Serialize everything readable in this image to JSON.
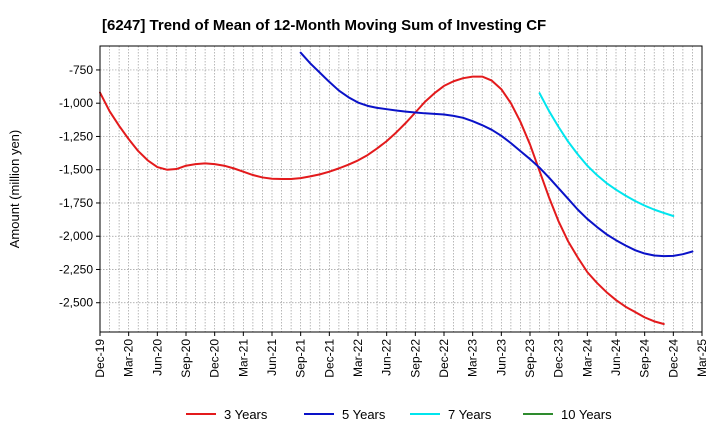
{
  "chart_data": {
    "type": "line",
    "title": "[6247]  Trend of Mean of 12-Month Moving Sum of Investing CF",
    "xlabel": "",
    "ylabel": "Amount (million yen)",
    "ylim": [
      -2720,
      -570
    ],
    "yticks": [
      -750,
      -1000,
      -1250,
      -1500,
      -1750,
      -2000,
      -2250,
      -2500
    ],
    "ytick_labels": [
      "-750",
      "-1,000",
      "-1,250",
      "-1,500",
      "-1,750",
      "-2,000",
      "-2,250",
      "-2,500"
    ],
    "x_categories": [
      "Dec-19",
      "Mar-20",
      "Jun-20",
      "Sep-20",
      "Dec-20",
      "Mar-21",
      "Jun-21",
      "Sep-21",
      "Dec-21",
      "Mar-22",
      "Jun-22",
      "Sep-22",
      "Dec-22",
      "Mar-23",
      "Jun-23",
      "Sep-23",
      "Dec-23",
      "Mar-24",
      "Jun-24",
      "Sep-24",
      "Dec-24",
      "Mar-25"
    ],
    "x_unit": "months since Dec-19",
    "grid": true,
    "legend_position": "bottom",
    "series": [
      {
        "name": "3 Years",
        "color": "#e31a1c",
        "points": [
          [
            0,
            -920
          ],
          [
            1,
            -1060
          ],
          [
            2,
            -1170
          ],
          [
            3,
            -1270
          ],
          [
            4,
            -1360
          ],
          [
            5,
            -1430
          ],
          [
            6,
            -1480
          ],
          [
            7,
            -1500
          ],
          [
            8,
            -1495
          ],
          [
            9,
            -1470
          ],
          [
            10,
            -1458
          ],
          [
            11,
            -1452
          ],
          [
            12,
            -1458
          ],
          [
            13,
            -1470
          ],
          [
            14,
            -1490
          ],
          [
            15,
            -1515
          ],
          [
            16,
            -1540
          ],
          [
            17,
            -1558
          ],
          [
            18,
            -1568
          ],
          [
            19,
            -1570
          ],
          [
            20,
            -1570
          ],
          [
            21,
            -1563
          ],
          [
            22,
            -1550
          ],
          [
            23,
            -1535
          ],
          [
            24,
            -1515
          ],
          [
            25,
            -1490
          ],
          [
            26,
            -1462
          ],
          [
            27,
            -1430
          ],
          [
            28,
            -1390
          ],
          [
            29,
            -1340
          ],
          [
            30,
            -1285
          ],
          [
            31,
            -1220
          ],
          [
            32,
            -1148
          ],
          [
            33,
            -1070
          ],
          [
            34,
            -990
          ],
          [
            35,
            -925
          ],
          [
            36,
            -870
          ],
          [
            37,
            -835
          ],
          [
            38,
            -812
          ],
          [
            39,
            -800
          ],
          [
            40,
            -800
          ],
          [
            41,
            -830
          ],
          [
            42,
            -895
          ],
          [
            43,
            -1000
          ],
          [
            44,
            -1140
          ],
          [
            45,
            -1310
          ],
          [
            46,
            -1510
          ],
          [
            47,
            -1710
          ],
          [
            48,
            -1890
          ],
          [
            49,
            -2040
          ],
          [
            50,
            -2160
          ],
          [
            51,
            -2270
          ],
          [
            52,
            -2350
          ],
          [
            53,
            -2420
          ],
          [
            54,
            -2480
          ],
          [
            55,
            -2530
          ],
          [
            56,
            -2570
          ],
          [
            57,
            -2610
          ],
          [
            58,
            -2640
          ],
          [
            59,
            -2660
          ]
        ]
      },
      {
        "name": "5 Years",
        "color": "#0a12c8",
        "points": [
          [
            21,
            -620
          ],
          [
            22,
            -700
          ],
          [
            23,
            -770
          ],
          [
            24,
            -840
          ],
          [
            25,
            -905
          ],
          [
            26,
            -955
          ],
          [
            27,
            -995
          ],
          [
            28,
            -1020
          ],
          [
            29,
            -1035
          ],
          [
            30,
            -1045
          ],
          [
            31,
            -1055
          ],
          [
            32,
            -1063
          ],
          [
            33,
            -1070
          ],
          [
            34,
            -1076
          ],
          [
            35,
            -1080
          ],
          [
            36,
            -1085
          ],
          [
            37,
            -1095
          ],
          [
            38,
            -1110
          ],
          [
            39,
            -1135
          ],
          [
            40,
            -1165
          ],
          [
            41,
            -1200
          ],
          [
            42,
            -1245
          ],
          [
            43,
            -1300
          ],
          [
            44,
            -1360
          ],
          [
            45,
            -1420
          ],
          [
            46,
            -1485
          ],
          [
            47,
            -1560
          ],
          [
            48,
            -1640
          ],
          [
            49,
            -1720
          ],
          [
            50,
            -1800
          ],
          [
            51,
            -1870
          ],
          [
            52,
            -1930
          ],
          [
            53,
            -1985
          ],
          [
            54,
            -2030
          ],
          [
            55,
            -2070
          ],
          [
            56,
            -2105
          ],
          [
            57,
            -2130
          ],
          [
            58,
            -2145
          ],
          [
            59,
            -2150
          ],
          [
            60,
            -2148
          ],
          [
            61,
            -2135
          ],
          [
            62,
            -2115
          ]
        ]
      },
      {
        "name": "7 Years",
        "color": "#00e5ee",
        "points": [
          [
            46,
            -925
          ],
          [
            47,
            -1060
          ],
          [
            48,
            -1180
          ],
          [
            49,
            -1290
          ],
          [
            50,
            -1385
          ],
          [
            51,
            -1470
          ],
          [
            52,
            -1540
          ],
          [
            53,
            -1600
          ],
          [
            54,
            -1650
          ],
          [
            55,
            -1695
          ],
          [
            56,
            -1735
          ],
          [
            57,
            -1770
          ],
          [
            58,
            -1800
          ],
          [
            59,
            -1825
          ],
          [
            60,
            -1848
          ]
        ]
      },
      {
        "name": "10 Years",
        "color": "#2e8b2e",
        "points": []
      }
    ]
  }
}
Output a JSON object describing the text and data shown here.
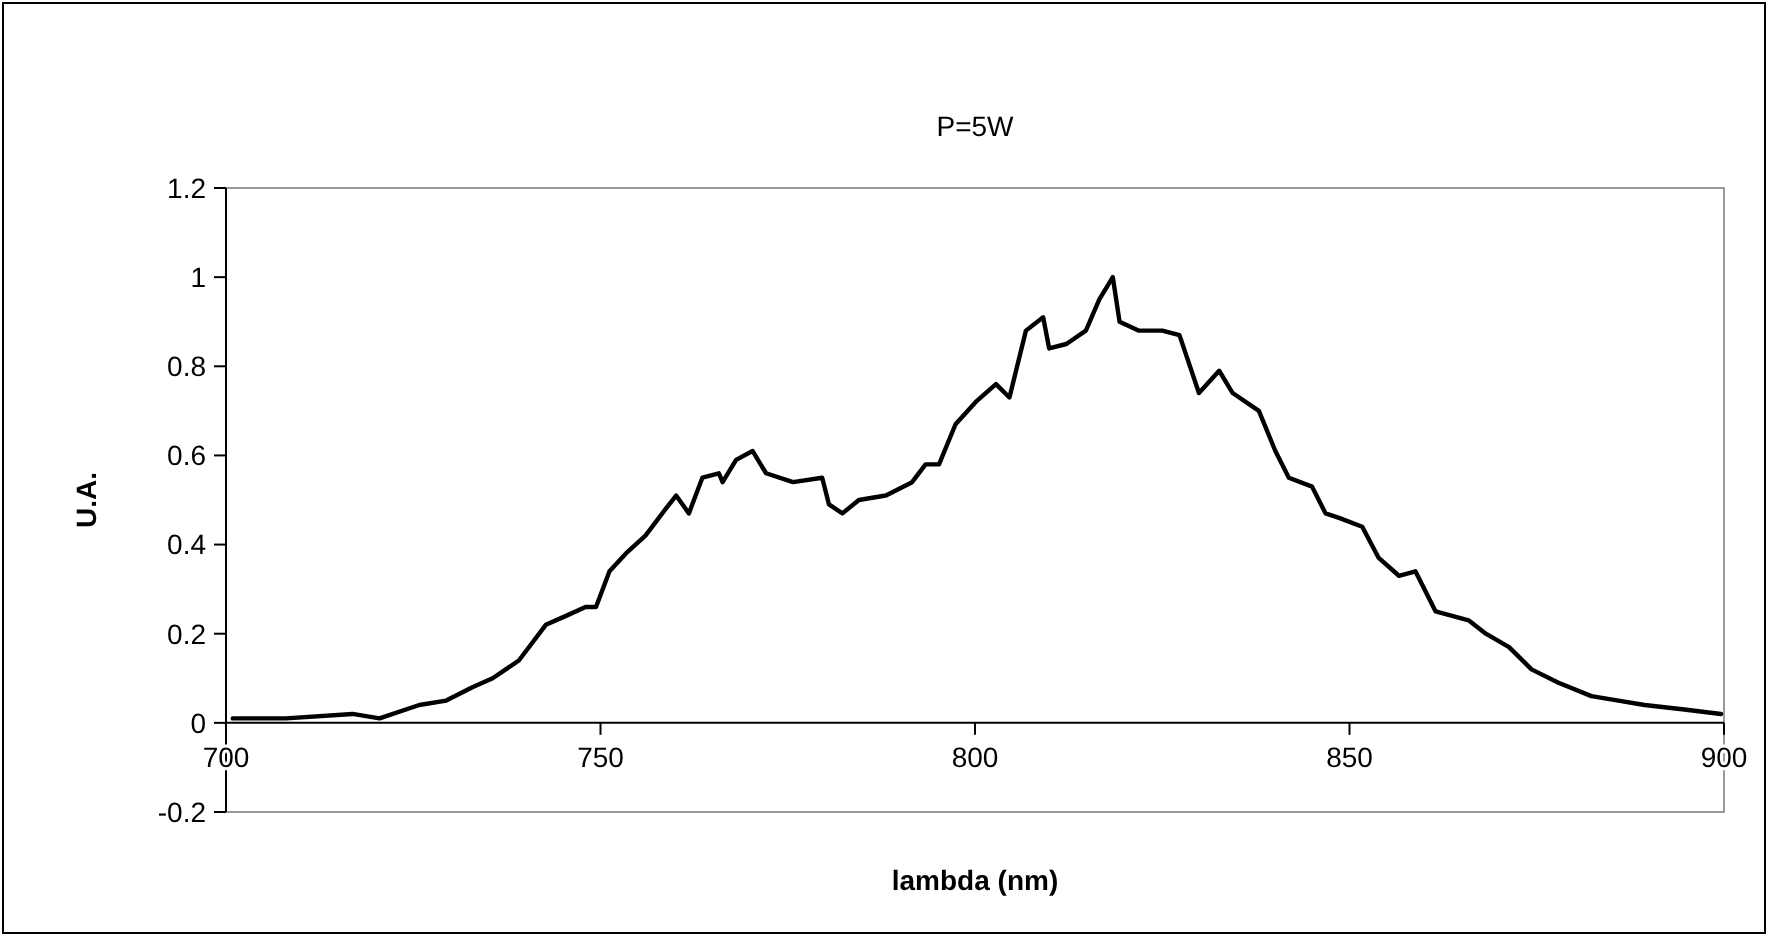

• Instruction: Repeat all of the entries word for word, but omit the pictures.

• In response:
Serialize everything readable in this image to JSON.
{
  "chart_data": {
    "type": "line",
    "title": "[6247]  Trend of Mean of 12-Month Moving Sum of Investing CF",
    "xlabel": "",
    "ylabel": "Amount (million yen)",
    "ylim": [
      -2720,
      -570
    ],
    "yticks": [
      -750,
      -1000,
      -1250,
      -1500,
      -1750,
      -2000,
      -2250,
      -2500
    ],
    "ytick_labels": [
      "-750",
      "-1,000",
      "-1,250",
      "-1,500",
      "-1,750",
      "-2,000",
      "-2,250",
      "-2,500"
    ],
    "x_categories": [
      "Dec-19",
      "Mar-20",
      "Jun-20",
      "Sep-20",
      "Dec-20",
      "Mar-21",
      "Jun-21",
      "Sep-21",
      "Dec-21",
      "Mar-22",
      "Jun-22",
      "Sep-22",
      "Dec-22",
      "Mar-23",
      "Jun-23",
      "Sep-23",
      "Dec-23",
      "Mar-24",
      "Jun-24",
      "Sep-24",
      "Dec-24",
      "Mar-25"
    ],
    "x_unit": "months since Dec-19",
    "grid": true,
    "legend_position": "bottom",
    "series": [
      {
        "name": "3 Years",
        "color": "#e31a1c",
        "points": [
          [
            0,
            -920
          ],
          [
            1,
            -1060
          ],
          [
            2,
            -1170
          ],
          [
            3,
            -1270
          ],
          [
            4,
            -1360
          ],
          [
            5,
            -1430
          ],
          [
            6,
            -1480
          ],
          [
            7,
            -1500
          ],
          [
            8,
            -1495
          ],
          [
            9,
            -1470
          ],
          [
            10,
            -1458
          ],
          [
            11,
            -1452
          ],
          [
            12,
            -1458
          ],
          [
            13,
            -1470
          ],
          [
            14,
            -1490
          ],
          [
            15,
            -1515
          ],
          [
            16,
            -1540
          ],
          [
            17,
            -1558
          ],
          [
            18,
            -1568
          ],
          [
            19,
            -1570
          ],
          [
            20,
            -1570
          ],
          [
            21,
            -1563
          ],
          [
            22,
            -1550
          ],
          [
            23,
            -1535
          ],
          [
            24,
            -1515
          ],
          [
            25,
            -1490
          ],
          [
            26,
            -1462
          ],
          [
            27,
            -1430
          ],
          [
            28,
            -1390
          ],
          [
            29,
            -1340
          ],
          [
            30,
            -1285
          ],
          [
            31,
            -1220
          ],
          [
            32,
            -1148
          ],
          [
            33,
            -1070
          ],
          [
            34,
            -990
          ],
          [
            35,
            -925
          ],
          [
            36,
            -870
          ],
          [
            37,
            -835
          ],
          [
            38,
            -812
          ],
          [
            39,
            -800
          ],
          [
            40,
            -800
          ],
          [
            41,
            -830
          ],
          [
            42,
            -895
          ],
          [
            43,
            -1000
          ],
          [
            44,
            -1140
          ],
          [
            45,
            -1310
          ],
          [
            46,
            -1510
          ],
          [
            47,
            -1710
          ],
          [
            48,
            -1890
          ],
          [
            49,
            -2040
          ],
          [
            50,
            -2160
          ],
          [
            51,
            -2270
          ],
          [
            52,
            -2350
          ],
          [
            53,
            -2420
          ],
          [
            54,
            -2480
          ],
          [
            55,
            -2530
          ],
          [
            56,
            -2570
          ],
          [
            57,
            -2610
          ],
          [
            58,
            -2640
          ],
          [
            59,
            -2660
          ]
        ]
      },
      {
        "name": "5 Years",
        "color": "#0a12c8",
        "points": [
          [
            21,
            -620
          ],
          [
            22,
            -700
          ],
          [
            23,
            -770
          ],
          [
            24,
            -840
          ],
          [
            25,
            -905
          ],
          [
            26,
            -955
          ],
          [
            27,
            -995
          ],
          [
            28,
            -1020
          ],
          [
            29,
            -1035
          ],
          [
            30,
            -1045
          ],
          [
            31,
            -1055
          ],
          [
            32,
            -1063
          ],
          [
            33,
            -1070
          ],
          [
            34,
            -1076
          ],
          [
            35,
            -1080
          ],
          [
            36,
            -1085
          ],
          [
            37,
            -1095
          ],
          [
            38,
            -1110
          ],
          [
            39,
            -1135
          ],
          [
            40,
            -1165
          ],
          [
            41,
            -1200
          ],
          [
            42,
            -1245
          ],
          [
            43,
            -1300
          ],
          [
            44,
            -1360
          ],
          [
            45,
            -1420
          ],
          [
            46,
            -1485
          ],
          [
            47,
            -1560
          ],
          [
            48,
            -1640
          ],
          [
            49,
            -1720
          ],
          [
            50,
            -1800
          ],
          [
            51,
            -1870
          ],
          [
            52,
            -1930
          ],
          [
            53,
            -1985
          ],
          [
            54,
            -2030
          ],
          [
            55,
            -2070
          ],
          [
            56,
            -2105
          ],
          [
            57,
            -2130
          ],
          [
            58,
            -2145
          ],
          [
            59,
            -2150
          ],
          [
            60,
            -2148
          ],
          [
            61,
            -2135
          ],
          [
            62,
            -2115
          ]
        ]
      },
      {
        "name": "7 Years",
        "color": "#00e5ee",
        "points": [
          [
            46,
            -925
          ],
          [
            47,
            -1060
          ],
          [
            48,
            -1180
          ],
          [
            49,
            -1290
          ],
          [
            50,
            -1385
          ],
          [
            51,
            -1470
          ],
          [
            52,
            -1540
          ],
          [
            53,
            -1600
          ],
          [
            54,
            -1650
          ],
          [
            55,
            -1695
          ],
          [
            56,
            -1735
          ],
          [
            57,
            -1770
          ],
          [
            58,
            -1800
          ],
          [
            59,
            -1825
          ],
          [
            60,
            -1848
          ]
        ]
      },
      {
        "name": "10 Years",
        "color": "#2e8b2e",
        "points": []
      }
    ]
  }
}
Output a JSON object describing the text and data shown here.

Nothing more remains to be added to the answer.